Обсуждение: Sequences vs statistics

Поиск
Список
Период
Сортировка

Sequences vs statistics

От
Herbey Eric Zepeda
Дата:
Hi, I'm in the process of deciding whether to use.

-1 sequence per table containing the number of rows
-Using the collected statistics and functions like pg_relation_size

This is my use case:

I have several hundred tables in one database that I would like to 
constantly monitor as far as size or number of records.

When a certain threshold is met, I will not allow any further inserts
into that table.
The threshold-met-event can be approximate.

How will I affect the performance of the server if I chose to query 
for the system statistics data say, every 5 seconds as opposed to
just reading the latest_value of a sequence that gets updated every time
a row is added to its corresponding table?

Thank you



Re: Sequences vs statistics

От
David Johnston
Дата:
Herbey Eric Zepeda wrote
> Hi, I'm in the process of deciding whether to use.

- [Material provided]:
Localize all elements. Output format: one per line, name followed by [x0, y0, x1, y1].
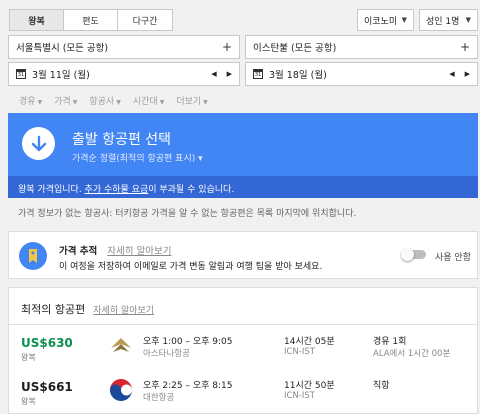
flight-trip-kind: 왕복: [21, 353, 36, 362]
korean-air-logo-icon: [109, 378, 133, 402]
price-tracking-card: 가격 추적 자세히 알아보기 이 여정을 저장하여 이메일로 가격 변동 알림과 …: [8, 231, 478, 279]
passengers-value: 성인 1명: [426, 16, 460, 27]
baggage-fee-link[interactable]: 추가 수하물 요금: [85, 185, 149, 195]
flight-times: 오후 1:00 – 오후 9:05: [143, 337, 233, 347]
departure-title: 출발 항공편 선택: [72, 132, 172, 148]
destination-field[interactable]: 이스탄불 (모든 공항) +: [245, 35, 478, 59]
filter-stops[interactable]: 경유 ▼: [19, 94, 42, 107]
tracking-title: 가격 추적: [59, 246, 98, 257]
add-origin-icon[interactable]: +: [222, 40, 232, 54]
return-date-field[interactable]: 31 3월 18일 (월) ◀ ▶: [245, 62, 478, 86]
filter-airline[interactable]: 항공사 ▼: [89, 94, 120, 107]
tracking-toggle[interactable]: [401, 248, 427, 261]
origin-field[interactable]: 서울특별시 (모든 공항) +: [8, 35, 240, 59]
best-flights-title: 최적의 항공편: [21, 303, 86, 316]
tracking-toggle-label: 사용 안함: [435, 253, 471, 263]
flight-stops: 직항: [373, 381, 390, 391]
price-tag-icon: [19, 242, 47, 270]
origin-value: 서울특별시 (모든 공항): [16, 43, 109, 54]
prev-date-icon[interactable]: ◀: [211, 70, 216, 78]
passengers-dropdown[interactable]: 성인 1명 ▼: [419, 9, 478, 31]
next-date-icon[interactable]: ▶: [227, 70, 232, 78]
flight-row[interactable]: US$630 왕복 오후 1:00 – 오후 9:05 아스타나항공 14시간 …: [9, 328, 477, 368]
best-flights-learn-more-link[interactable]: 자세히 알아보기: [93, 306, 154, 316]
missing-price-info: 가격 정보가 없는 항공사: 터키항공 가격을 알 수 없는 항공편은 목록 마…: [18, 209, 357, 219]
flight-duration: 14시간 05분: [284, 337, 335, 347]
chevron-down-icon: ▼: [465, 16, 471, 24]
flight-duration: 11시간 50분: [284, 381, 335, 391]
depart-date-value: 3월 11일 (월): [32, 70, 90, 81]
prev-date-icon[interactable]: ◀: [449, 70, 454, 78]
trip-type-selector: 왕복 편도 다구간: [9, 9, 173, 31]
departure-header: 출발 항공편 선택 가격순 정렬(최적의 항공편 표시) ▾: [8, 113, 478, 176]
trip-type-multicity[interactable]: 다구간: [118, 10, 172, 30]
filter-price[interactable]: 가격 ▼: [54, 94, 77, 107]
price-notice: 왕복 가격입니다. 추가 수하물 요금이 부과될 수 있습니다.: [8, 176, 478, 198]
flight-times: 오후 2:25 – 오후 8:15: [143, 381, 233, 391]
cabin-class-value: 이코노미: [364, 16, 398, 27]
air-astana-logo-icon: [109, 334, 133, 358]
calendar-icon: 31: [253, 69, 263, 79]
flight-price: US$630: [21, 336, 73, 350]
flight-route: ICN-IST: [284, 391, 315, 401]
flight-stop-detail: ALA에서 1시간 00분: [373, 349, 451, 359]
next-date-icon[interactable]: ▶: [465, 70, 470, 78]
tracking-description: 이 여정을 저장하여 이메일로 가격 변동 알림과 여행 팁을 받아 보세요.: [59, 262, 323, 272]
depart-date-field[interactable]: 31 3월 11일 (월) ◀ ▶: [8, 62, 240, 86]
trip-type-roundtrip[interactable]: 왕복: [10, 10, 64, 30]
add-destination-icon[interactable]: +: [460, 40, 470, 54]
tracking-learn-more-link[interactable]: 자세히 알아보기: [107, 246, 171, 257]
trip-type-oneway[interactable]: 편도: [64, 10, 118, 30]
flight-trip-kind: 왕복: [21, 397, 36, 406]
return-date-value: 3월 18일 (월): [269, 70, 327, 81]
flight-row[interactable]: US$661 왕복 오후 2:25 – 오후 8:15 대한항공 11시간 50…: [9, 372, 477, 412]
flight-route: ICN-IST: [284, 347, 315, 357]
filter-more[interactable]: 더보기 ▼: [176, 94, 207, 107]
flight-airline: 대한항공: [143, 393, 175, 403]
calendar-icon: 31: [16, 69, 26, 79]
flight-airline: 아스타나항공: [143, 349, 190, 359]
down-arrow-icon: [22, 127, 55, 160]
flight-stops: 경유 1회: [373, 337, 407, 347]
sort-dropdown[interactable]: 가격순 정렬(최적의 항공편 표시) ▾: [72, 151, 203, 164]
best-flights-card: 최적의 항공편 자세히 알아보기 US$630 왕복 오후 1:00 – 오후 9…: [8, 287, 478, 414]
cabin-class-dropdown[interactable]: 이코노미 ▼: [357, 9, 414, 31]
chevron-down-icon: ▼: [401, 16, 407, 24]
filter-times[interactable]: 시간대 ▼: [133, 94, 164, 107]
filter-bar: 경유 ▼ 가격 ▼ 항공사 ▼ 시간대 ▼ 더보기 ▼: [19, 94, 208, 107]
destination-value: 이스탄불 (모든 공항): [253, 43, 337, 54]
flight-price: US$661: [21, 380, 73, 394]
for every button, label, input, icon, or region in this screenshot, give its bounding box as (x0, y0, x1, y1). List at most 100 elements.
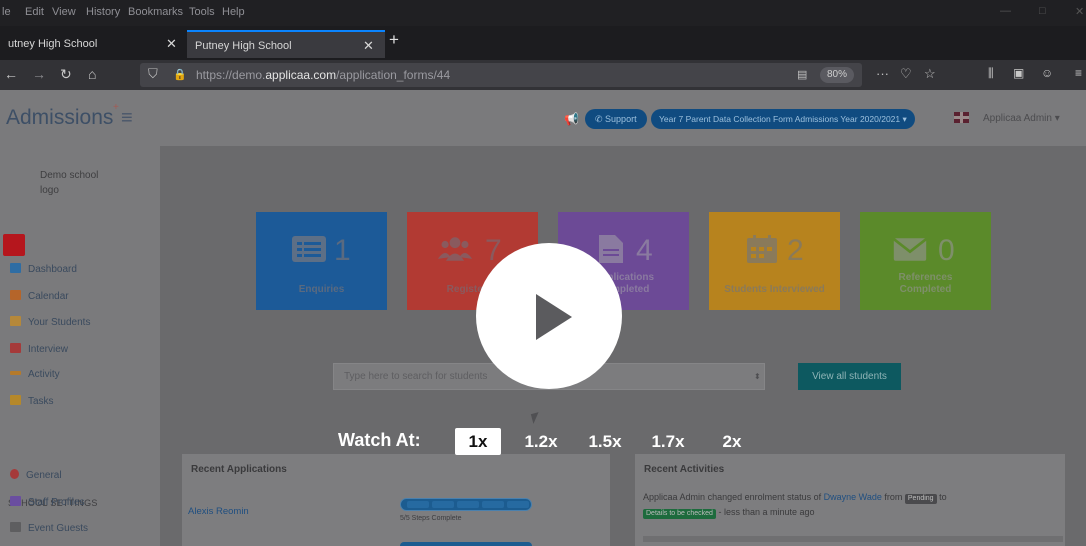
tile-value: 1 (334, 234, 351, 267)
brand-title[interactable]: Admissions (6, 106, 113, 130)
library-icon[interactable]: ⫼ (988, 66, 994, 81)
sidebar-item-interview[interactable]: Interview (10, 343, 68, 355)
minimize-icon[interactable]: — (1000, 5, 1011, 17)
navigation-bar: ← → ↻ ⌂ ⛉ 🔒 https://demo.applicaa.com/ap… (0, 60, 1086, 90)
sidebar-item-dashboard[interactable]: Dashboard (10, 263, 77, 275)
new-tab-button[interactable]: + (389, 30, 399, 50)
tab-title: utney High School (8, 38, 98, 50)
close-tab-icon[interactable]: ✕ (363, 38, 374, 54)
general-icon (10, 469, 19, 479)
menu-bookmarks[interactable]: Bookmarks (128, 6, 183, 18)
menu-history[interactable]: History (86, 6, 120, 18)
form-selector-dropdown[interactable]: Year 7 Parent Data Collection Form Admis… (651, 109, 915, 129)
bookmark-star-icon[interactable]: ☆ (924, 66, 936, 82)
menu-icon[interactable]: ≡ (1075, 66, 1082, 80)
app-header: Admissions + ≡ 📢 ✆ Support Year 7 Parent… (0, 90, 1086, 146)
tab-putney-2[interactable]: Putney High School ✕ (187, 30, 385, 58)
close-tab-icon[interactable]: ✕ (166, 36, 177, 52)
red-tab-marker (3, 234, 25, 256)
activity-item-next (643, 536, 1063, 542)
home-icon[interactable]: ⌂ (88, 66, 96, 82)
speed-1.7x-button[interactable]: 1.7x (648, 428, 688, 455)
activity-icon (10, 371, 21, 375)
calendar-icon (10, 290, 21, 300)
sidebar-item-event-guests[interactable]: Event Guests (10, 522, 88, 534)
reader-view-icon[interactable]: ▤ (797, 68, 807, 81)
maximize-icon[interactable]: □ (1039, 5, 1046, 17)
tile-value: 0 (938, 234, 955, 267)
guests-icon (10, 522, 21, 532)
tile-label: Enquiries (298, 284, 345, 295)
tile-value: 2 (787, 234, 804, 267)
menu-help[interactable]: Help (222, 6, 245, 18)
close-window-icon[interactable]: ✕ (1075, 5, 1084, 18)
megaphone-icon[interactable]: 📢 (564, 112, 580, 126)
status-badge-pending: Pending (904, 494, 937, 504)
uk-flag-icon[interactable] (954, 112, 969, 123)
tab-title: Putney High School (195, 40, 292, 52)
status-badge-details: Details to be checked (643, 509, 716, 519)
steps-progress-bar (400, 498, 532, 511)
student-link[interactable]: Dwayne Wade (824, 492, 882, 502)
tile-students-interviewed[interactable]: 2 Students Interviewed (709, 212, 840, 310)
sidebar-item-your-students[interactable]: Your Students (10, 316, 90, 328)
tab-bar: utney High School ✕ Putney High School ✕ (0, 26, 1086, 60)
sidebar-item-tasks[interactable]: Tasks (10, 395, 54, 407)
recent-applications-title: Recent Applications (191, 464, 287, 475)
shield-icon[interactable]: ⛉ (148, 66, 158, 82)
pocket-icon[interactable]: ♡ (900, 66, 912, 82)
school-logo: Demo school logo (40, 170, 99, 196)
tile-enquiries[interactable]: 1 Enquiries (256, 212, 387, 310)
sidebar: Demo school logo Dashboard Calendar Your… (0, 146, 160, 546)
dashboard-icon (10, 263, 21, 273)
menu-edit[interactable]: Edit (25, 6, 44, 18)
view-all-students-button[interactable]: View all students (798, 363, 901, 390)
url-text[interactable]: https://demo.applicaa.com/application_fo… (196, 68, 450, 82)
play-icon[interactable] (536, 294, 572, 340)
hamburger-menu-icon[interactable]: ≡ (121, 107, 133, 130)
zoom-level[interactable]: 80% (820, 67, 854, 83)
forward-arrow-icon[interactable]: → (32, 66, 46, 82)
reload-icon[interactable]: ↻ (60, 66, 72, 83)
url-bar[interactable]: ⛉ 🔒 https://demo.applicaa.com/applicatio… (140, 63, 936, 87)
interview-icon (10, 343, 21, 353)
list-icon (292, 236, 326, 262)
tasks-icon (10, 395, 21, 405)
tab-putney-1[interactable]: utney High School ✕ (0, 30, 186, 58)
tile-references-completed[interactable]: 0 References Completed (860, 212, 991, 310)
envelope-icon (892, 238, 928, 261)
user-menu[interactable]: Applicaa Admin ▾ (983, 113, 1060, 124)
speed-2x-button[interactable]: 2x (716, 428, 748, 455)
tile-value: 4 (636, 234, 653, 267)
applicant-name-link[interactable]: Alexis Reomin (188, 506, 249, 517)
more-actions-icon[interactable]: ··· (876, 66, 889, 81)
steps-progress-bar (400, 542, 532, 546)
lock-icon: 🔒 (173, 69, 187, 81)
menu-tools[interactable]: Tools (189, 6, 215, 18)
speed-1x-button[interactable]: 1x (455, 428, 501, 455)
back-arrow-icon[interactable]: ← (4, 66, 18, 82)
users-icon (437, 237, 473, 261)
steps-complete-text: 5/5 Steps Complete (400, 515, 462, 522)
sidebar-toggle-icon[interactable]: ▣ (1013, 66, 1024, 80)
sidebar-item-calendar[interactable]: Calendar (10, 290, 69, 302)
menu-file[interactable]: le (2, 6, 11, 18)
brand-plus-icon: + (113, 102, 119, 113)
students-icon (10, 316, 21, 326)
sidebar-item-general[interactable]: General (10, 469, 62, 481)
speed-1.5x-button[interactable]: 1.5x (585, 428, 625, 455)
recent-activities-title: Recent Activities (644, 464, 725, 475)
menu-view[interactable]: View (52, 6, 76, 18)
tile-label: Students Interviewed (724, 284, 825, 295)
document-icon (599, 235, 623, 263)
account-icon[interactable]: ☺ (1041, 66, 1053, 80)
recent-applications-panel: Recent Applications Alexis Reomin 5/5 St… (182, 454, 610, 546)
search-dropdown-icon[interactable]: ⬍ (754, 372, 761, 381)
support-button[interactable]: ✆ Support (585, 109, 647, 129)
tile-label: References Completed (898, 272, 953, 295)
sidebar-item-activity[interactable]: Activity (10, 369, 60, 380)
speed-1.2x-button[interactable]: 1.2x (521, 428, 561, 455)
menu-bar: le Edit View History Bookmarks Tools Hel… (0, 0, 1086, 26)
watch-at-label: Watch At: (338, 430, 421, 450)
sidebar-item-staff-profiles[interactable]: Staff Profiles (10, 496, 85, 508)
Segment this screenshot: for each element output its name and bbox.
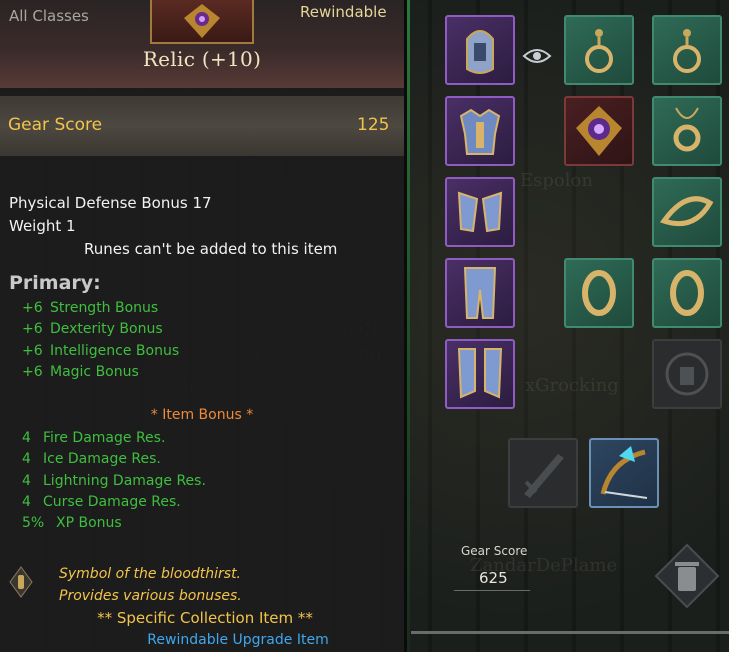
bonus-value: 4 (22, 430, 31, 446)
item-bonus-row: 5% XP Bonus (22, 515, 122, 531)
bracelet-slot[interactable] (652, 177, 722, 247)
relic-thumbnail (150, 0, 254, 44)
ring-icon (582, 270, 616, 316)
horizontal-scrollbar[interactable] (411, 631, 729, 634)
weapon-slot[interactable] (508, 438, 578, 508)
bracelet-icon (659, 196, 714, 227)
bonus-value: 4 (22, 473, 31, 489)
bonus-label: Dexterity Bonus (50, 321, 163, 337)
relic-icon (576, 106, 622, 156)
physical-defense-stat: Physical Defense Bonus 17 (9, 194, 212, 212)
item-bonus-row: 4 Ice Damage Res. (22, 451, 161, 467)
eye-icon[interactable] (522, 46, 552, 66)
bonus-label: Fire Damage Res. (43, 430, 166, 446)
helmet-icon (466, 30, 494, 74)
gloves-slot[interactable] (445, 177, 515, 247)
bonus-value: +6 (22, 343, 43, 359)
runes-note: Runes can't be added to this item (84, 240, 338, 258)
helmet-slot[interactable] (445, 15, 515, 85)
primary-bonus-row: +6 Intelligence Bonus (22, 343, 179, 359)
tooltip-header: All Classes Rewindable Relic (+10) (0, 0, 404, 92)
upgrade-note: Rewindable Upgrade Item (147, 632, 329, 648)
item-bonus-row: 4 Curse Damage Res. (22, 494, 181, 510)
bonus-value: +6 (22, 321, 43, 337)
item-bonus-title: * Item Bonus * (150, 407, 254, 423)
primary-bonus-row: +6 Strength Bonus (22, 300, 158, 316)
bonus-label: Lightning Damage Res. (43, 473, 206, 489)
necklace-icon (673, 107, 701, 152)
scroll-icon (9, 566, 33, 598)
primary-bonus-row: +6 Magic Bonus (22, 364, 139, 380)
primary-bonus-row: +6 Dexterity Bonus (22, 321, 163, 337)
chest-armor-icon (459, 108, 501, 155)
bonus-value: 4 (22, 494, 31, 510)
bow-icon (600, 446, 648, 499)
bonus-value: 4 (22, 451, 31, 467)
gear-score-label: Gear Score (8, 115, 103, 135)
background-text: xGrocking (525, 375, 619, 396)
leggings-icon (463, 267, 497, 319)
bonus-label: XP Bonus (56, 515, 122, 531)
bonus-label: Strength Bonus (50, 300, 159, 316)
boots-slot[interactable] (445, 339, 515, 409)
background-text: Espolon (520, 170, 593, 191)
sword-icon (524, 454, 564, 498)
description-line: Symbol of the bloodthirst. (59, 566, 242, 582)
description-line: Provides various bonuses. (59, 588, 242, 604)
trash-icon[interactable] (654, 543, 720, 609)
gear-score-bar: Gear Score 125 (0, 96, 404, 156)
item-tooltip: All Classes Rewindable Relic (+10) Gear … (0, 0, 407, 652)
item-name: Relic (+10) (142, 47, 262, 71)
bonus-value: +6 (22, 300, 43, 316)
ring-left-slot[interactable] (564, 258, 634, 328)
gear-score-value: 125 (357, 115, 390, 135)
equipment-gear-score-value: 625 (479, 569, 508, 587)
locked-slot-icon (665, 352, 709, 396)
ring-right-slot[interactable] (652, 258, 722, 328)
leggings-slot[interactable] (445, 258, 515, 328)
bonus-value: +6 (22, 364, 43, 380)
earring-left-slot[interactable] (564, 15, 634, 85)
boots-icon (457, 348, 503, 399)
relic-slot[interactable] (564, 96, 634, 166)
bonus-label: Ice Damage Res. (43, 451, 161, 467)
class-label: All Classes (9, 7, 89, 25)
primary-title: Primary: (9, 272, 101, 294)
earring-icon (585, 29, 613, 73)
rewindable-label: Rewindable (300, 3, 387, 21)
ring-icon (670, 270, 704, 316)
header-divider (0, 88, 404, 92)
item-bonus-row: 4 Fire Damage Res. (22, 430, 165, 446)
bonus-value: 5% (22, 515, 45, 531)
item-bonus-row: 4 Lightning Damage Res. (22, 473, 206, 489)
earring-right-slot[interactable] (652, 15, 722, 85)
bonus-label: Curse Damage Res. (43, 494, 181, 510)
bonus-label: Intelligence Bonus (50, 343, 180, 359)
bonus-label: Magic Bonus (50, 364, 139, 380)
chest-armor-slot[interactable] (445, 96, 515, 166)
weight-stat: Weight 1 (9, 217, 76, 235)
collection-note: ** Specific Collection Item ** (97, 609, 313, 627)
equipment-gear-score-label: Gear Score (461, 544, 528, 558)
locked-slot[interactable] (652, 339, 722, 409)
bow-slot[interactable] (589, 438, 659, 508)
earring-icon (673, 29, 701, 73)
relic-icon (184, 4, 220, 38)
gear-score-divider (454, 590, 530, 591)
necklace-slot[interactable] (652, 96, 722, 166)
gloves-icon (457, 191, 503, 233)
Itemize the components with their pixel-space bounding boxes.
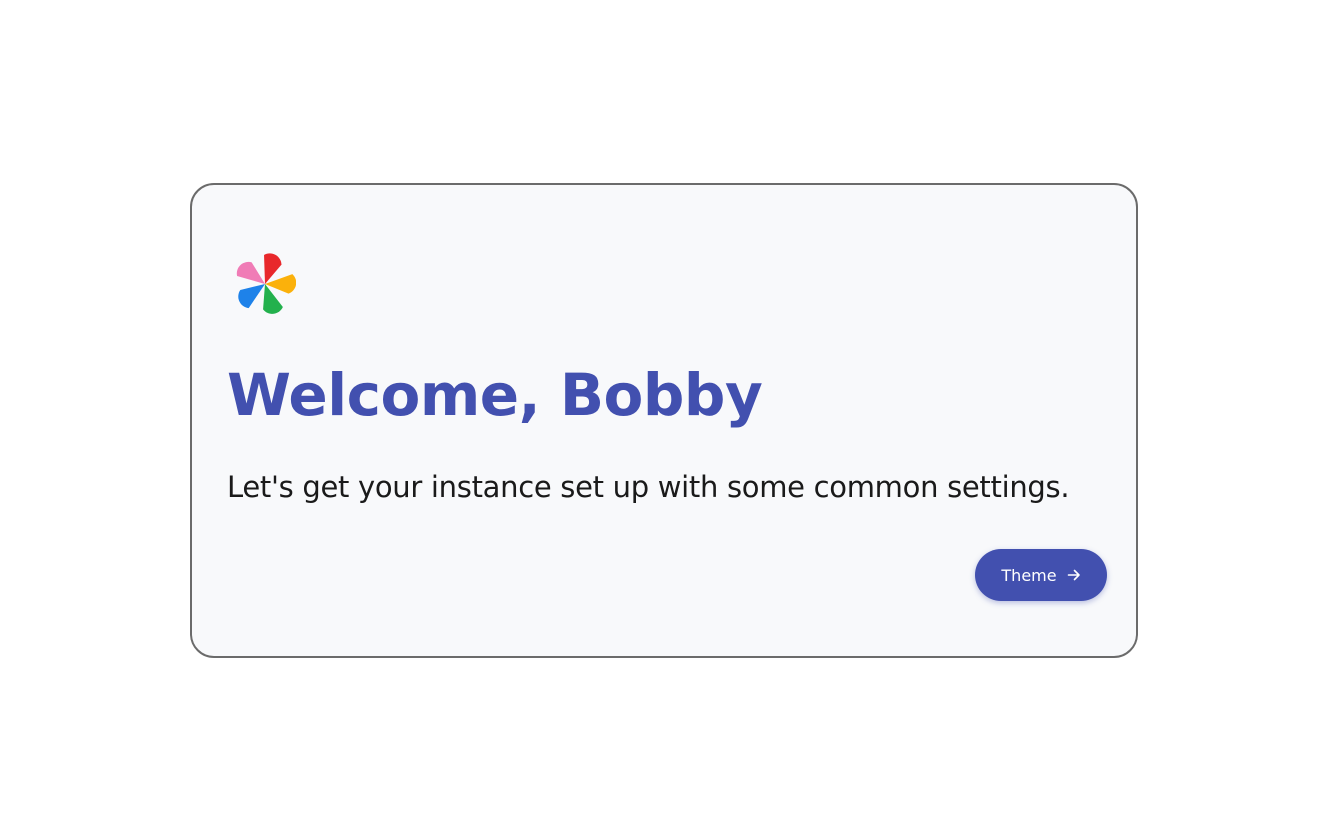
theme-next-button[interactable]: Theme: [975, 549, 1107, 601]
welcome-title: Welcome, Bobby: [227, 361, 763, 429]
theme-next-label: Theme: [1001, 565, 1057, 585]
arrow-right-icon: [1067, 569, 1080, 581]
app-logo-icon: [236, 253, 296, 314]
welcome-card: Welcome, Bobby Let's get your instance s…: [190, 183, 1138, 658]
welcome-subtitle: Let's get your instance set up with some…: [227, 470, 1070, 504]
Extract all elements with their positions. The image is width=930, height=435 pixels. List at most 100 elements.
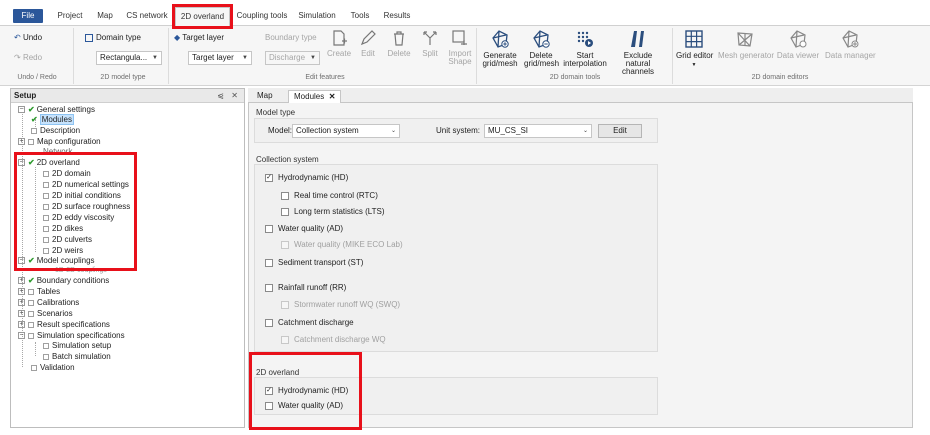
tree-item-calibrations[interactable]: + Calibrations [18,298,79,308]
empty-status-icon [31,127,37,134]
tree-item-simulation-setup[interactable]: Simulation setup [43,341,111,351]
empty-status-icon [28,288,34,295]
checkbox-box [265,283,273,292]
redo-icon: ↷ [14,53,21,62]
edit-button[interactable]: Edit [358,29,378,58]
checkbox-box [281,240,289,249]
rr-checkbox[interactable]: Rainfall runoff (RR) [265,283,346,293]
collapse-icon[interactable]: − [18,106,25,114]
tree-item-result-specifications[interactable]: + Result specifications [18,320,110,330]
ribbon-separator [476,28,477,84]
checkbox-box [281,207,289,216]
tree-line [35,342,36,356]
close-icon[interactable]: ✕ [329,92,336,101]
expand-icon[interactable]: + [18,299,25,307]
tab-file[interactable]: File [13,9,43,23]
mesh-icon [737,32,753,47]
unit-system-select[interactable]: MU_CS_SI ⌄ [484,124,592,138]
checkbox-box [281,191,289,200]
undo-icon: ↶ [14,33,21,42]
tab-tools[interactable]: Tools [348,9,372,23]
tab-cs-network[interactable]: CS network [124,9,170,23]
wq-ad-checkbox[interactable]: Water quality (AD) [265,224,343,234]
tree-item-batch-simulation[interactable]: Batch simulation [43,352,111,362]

- [Task instructions]:
**1)** In the thread on sequences versus statistics, rewrite the paragraph beginning "When a certain threshold is met" as a short list that keeps its main facts.
**2)** Decide whether each statement agrees with the thread on sequences versus statistics, and answer yes or no with the deciding words of the thread quoted exactly: (a) The poster has several hundred tables in one database. (b) The threshold-met event has to be exact. (c) The poster is weighing a query of the system statistics data every 5 seconds.
**3)** Write the next part of the thread on sequences versus statistics, picking up after its last line.

- [Answers in order]:
**1)**
- Once a table reaches a set threshold, no further inserts into it will be allowed.
- The threshold-met event can be approximate.

**2)**
(a) Yes: "I have several hundred tables in one database"
(b) No: "The threshold-met-event can be approximate."
(c) Yes: "query for the system statistics data say, every 5 seconds"

**3)**
>
> -1 sequence per table containing the number of rows
> -Using the collected statistics and functions like pg_relation_size
>
> This is my use case:
>
> I have several hundred tables in one database that I would like to
> constantly monitor as far as size or number of records.
>
> When a certain threshold is met, I will not allow any further inserts
> into that table.
> The threshold-met-event can be approximate.
>
> How will I affect the performance of the server if I chose to query
> for the system statistics data say, every 5 seconds as opposed to
> just reading the latest_value of a sequence that gets updated every time
> a row is added to its corresponding table?
>
> Thank you

Assuming you are using "serial" primary keys on these tables, or just add
one if you are not (though you wouldn't have to make it a PK), why not add a
check constraint on the column that the serial values cannot be larger than
a given number?

I get the feeling I handing over a loaded gun without any idea how you plan
to use it...

The use-case is one I have not encountered before.  Sequences have
well-documented limitations.  Where do you plan on doing this monitoring?
How large are your thresholds going to be?  Do you plan to allow for
deleting of data on these tables - thus making the sequence considerably
less accurate?  And if they delete enough records do you want to re-enable
insertions?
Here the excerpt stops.